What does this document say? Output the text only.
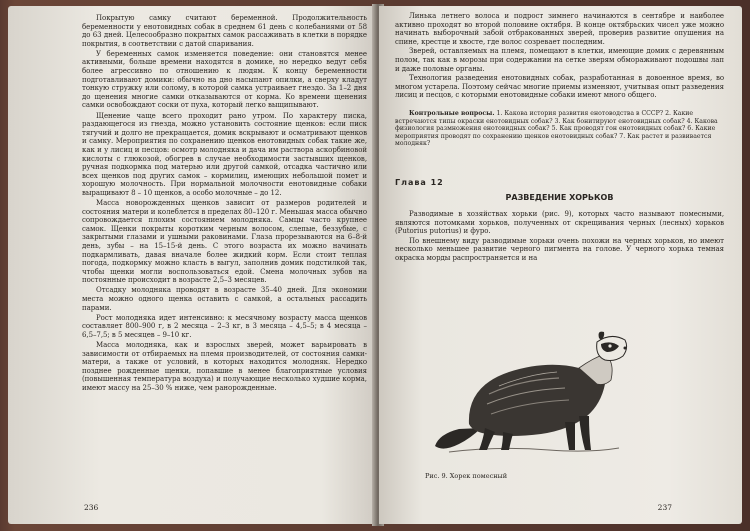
Покрытую самку считают беременной. Продолжительность беременности у енотовидных собак в среднем 61 день с колебаниями от 58 до 63 дней. Целесообразно покрытых самок рассаживать в клетки в порядке покрытия, в соответствии с датой спаривания.

У беременных самок изменяется поведение: они становятся менее активными, больше времени находятся в домике, но нередко ведут себя более агрессивно по отношению к людям. К концу беременности подготавливают домики: обычно на дно насыпают опилки, а сверху кладут тонкую стружку или солому, в которой самка устраивает гнездо. За 1–2 дня до щенения многие самки отказываются от корма. Ко времени щенения самки освобождают соски от пуха, который легко выщипывают.

Щенение чаще всего проходит рано утром. По характеру писка, раздающегося из гнезда, можно установить состояние щенков: если писк тягучий и долго не прекращается, домик вскрывают и осматривают щенков и самку. Мероприятия по сохранению щенков енотовидных собак такие же, как и у лисиц и песцов: осмотр молодняка и дача им раствора аскорбиновой кислоты с глюкозой, обогрев в случае необходимости застывших щенков, ручная подкормка под матерью или другой самкой, отсадка частично или всех щенков под других самок – кормилиц, имеющих небольшой помет и хорошую молочность. При нормальной молочности енотовидные собаки выращивают 8 – 10 щенков, а особо молочные – до 12.

Масса новорожденных щенков зависит от размеров родителей и состояния матери и колеблется в пределах 80–120 г. Меньшая масса обычно сопровождается плохим состоянием молодняка. Самцы часто крупнее самок. Щенки покрыты коротким черным волосом, слепые, беззубые, с закрытыми глазами и ушными раковинами. Глаза прорезываются на 6–8-й день, зубы – на 15–15-й день. С этого возраста их можно начинать подкармливать, давая вначале более жидкий корм. Если стоит теплая погода, подкормку можно класть в выгул, заполнив домик подстилкой так, чтобы щенки могли воспользоваться едой. Смена молочных зубов на постоянные происходит в возрасте 2,5–3 месяцев.

Отсадку молодняка проводят в возрасте 35–40 дней. Для экономии места можно одного щенка оставить с самкой, а остальных рассадить парами.

Рост молодняка идет интенсивно: к месячному возрасту масса щенков составляет 800–900 г, в 2 месяца – 2–3 кг, в 3 месяца – 4,5–5; в 4 месяца – 6,5–7,5; в 5 месяцев – 9–10 кг.

Масса молодняка, как и взрослых зверей, может варьировать в зависимости от отбираемых на племя производителей, от состояния самки-матери, а также от условий, в которых находится молодняк. Нередко позднее рожденные щенки, попавшие в менее благоприятные условия (повышенная температура воздуха) и получающие несколько худшие корма, имеют массу на 25–30 % ниже, чем ранорожденные.

236

Линька летнего волоса и подрост зимнего начинаются в сентябре и наиболее активно проходят во второй половине октября. В конце октябрьских чисел уже можно начинать выборочный забой отбракованных зверей, проверив развитие опушения на спине, крестце и хвосте, где волос созревает последним.

Зверей, оставляемых на племя, помещают в клетки, имеющие домик с деревянным полом, так как в морозы при содержании на сетке зверям обмораживают подошвы лап и даже половые органы.

Технология разведения енотовидных собак, разработанная в довоенное время, во многом устарела. Поэтому сейчас многие приемы изменяют, учитывая опыт разведения лисиц и песцов, с которыми енотовидные собаки имеют много общего.

Контрольные вопросы. 1. Какова история развития енотоводства в СССР? 2. Какие встречаются типы окраски енотовидных собак? 3. Как бонитируют енотовидных собак? 4. Какова физиология размножения енотовидных собак? 5. Как проводят гон енотовидных собак? 6. Какие мероприятия проводят по сохранению щенков енотовидных собак? 7. Как растет и развивается молодняк?
Глава 12
РАЗВЕДЕНИЕ ХОРЬКОВ

Разводимые в хозяйствах хорьки (рис. 9), которых часто называют помесными, являются потомками хорьков, полученных от скрещивания черных (лесных) хорьков (Putorius putorius) и фуро.

По внешнему виду разводимые хорьки очень похожи на черных хорьков, но имеют несколько меньшее развитие черного пигмента на голове. У черного хорька темная окраска морды распространяется и на

Рис. 9. Хорек помесный
237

○ ○ ○ ○ ○

* Task requirements
Pull every line holding "беременности" out of the records.

* Output of the exercise
Покрытую самку считают беременной. Продолжительность беременности у енотовидных собак в среднем 61 день с колебаниями от 58 до 63 дней. Целесообразно покрытых самок рассаживать в клетки в порядке покрытия, в соответствии с датой спаривания.
У беременных самок изменяется поведение: они становятся менее активными, больше времени находятся в домике, но нередко ведут себя более агрессивно по отношению к людям. К концу беременности подготавливают домики: обычно на дно насыпают опилки, а сверху кладут тонкую стружку или солому, в которой самка устраивает гнездо. За 1–2 дня до щенения многие самки отказываются от корма. Ко времени щенения самки освобождают соски от пуха, который легко выщипывают.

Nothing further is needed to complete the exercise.